### Exercise prompt
Reproduce the pdfspine notes word for word, including every code line and bullet.

Existing PyMuPDF code often runs unchanged via the opt-in compat shim:

import pdfspine.fitz as fitz                  # the shim, no global-name collision
doc = fitz.open("input.pdf")
text = doc[0].get_text("dict")

# Or make the literal `import fitz` resolve to the shim (one-time opt-in):
import pdfspine
pdfspine.install_fitz_shim()
import fitz                                    # now -> pdfspine's fitz shim

A default install does not claim the global fitz / pymupdf names, so it is safe alongside a real PyMuPDF; install_fitz_shim() uses setdefault and never clobbers a PyMuPDF you imported first.

Command line:

pdfspine info report.pdf
pdfspine text report.pdf --pages 1-3 --format json -o out.json
pdfspine render report.pdf --dpi 200 -o images/
pdfspine merge a.pdf b.pdf -o merged.pdf

Accuracy

Validated against an objective ground-truth harness and with PyMuPDF (fitz) as the differential oracle (clean-room: the AGPL oracle is run locally only and never committed). See docs/BENCHMARKS.md and the conformance/gt/ reports for the dated, reproducible evidence.

  • Text extraction is at fitz parity on born-digital corpora, and beats fitz on Arabic / RTL (correct bidi reordering).
  • Rendering is near-parity with fitz (page-image SSIM ~0.945) and ~1.74× faster after a font-cache fix.
  • OCR beats fitz on CJK scans: the pure-Rust PaddleOCR engine (PP-OCRv4, with models embedded in the wheel) outperforms fitz's OCR path on Chinese/Japanese/ Korean documents.
  • Real-corpus robustness: open rate 100%, 0 panics/hangs, re-saved files 100% qpdf --check-clean across the public-domain US-government corpus.

Remaining accuracy work (multi-column reading order, Type1/Type3 glyph rendering, broader CJK) is tracked in docs/PRD-NEXT.md.

### Record set
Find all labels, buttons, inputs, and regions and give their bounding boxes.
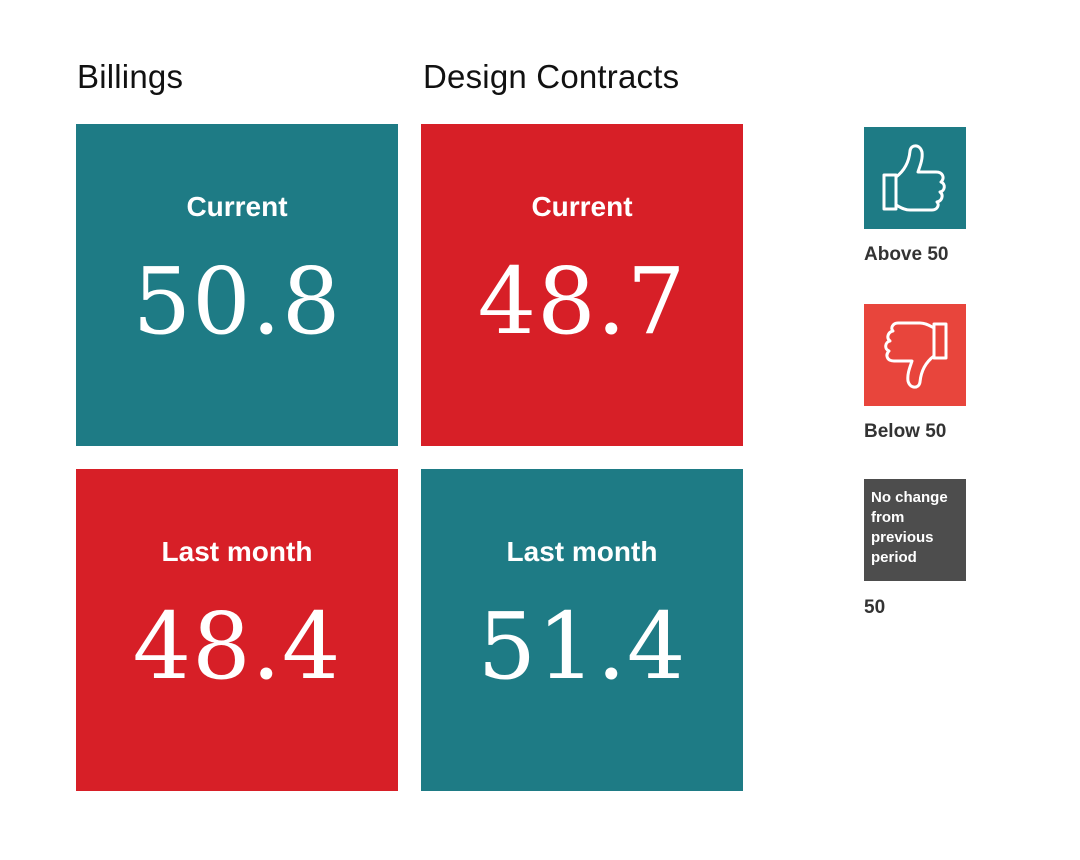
billings-last-month-value: 48.4 [132, 593, 342, 700]
design-contracts-last-month-tile: Last month 51.4 [421, 469, 743, 791]
legend-above-label: Above 50 [864, 244, 949, 265]
billings-current-value: 50.8 [132, 248, 342, 355]
thumbs-up-icon [882, 144, 946, 212]
legend-no-change-swatch: No change from previous period [864, 479, 966, 581]
legend-below-swatch [864, 304, 966, 406]
legend-below-label: Below 50 [864, 421, 947, 442]
billings-current-tile: Current 50.8 [76, 124, 398, 446]
legend-no-change-text: No change from previous period [871, 489, 948, 566]
thumbs-down-icon [884, 321, 948, 389]
billings-title: Billings [77, 58, 184, 95]
design-contracts-last-month-label: Last month [506, 536, 658, 567]
design-contracts-current-tile: Current 48.7 [421, 124, 743, 446]
design-contracts-last-month-value: 51.4 [477, 593, 687, 700]
legend-above-swatch [864, 127, 966, 229]
billings-last-month-label: Last month [161, 536, 313, 567]
billings-last-month-tile: Last month 48.4 [76, 469, 398, 791]
billings-current-label: Current [186, 191, 288, 222]
design-contracts-current-label: Current [531, 191, 633, 222]
design-contracts-current-value: 48.7 [477, 248, 687, 355]
legend-no-change-label: 50 [864, 597, 886, 618]
design-contracts-title: Design Contracts [423, 58, 680, 95]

### Answer to this exercise
Existing PyMuPDF code often runs unchanged via the opt-in compat shim:

import pdfspine.fitz as fitz                  # the shim, no global-name collision
doc = fitz.open("input.pdf")
text = doc[0].get_text("dict")

# Or make the literal `import fitz` resolve to the shim (one-time opt-in):
import pdfspine
pdfspine.install_fitz_shim()
import fitz                                    # now -> pdfspine's fitz shim

A default install does not claim the global fitz / pymupdf names, so it is safe alongside a real PyMuPDF; install_fitz_shim() uses setdefault and never clobbers a PyMuPDF you imported first.

Command line:

pdfspine info report.pdf
pdfspine text report.pdf --pages 1-3 --format json -o out.json
pdfspine render report.pdf --dpi 200 -o images/
pdfspine merge a.pdf b.pdf -o merged.pdf

Accuracy

Validated against an objective ground-truth harness and with PyMuPDF (fitz) as the differential oracle (clean-room: the AGPL oracle is run locally only and never committed). See docs/BENCHMARKS.md and the conformance/gt/ reports for the dated, reproducible evidence.

  • Text extraction is at fitz parity on born-digital corpora, and beats fitz on Arabic / RTL (correct bidi reordering).
  • Rendering is near-parity with fitz (page-image SSIM ~0.945) and ~1.74× faster after a font-cache fix.
  • OCR beats fitz on CJK scans: the pure-Rust PaddleOCR engine (PP-OCRv4, with models embedded in the wheel) outperforms fitz's OCR path on Chinese/Japanese/ Korean documents.
  • Real-corpus robustness: open rate 100%, 0 panics/hangs, re-saved files 100% qpdf --check-clean across the public-domain US-government corpus.

Remaining accuracy work (multi-column reading order, Type1/Type3 glyph rendering, broader CJK) is tracked in docs/PRD-NEXT.md.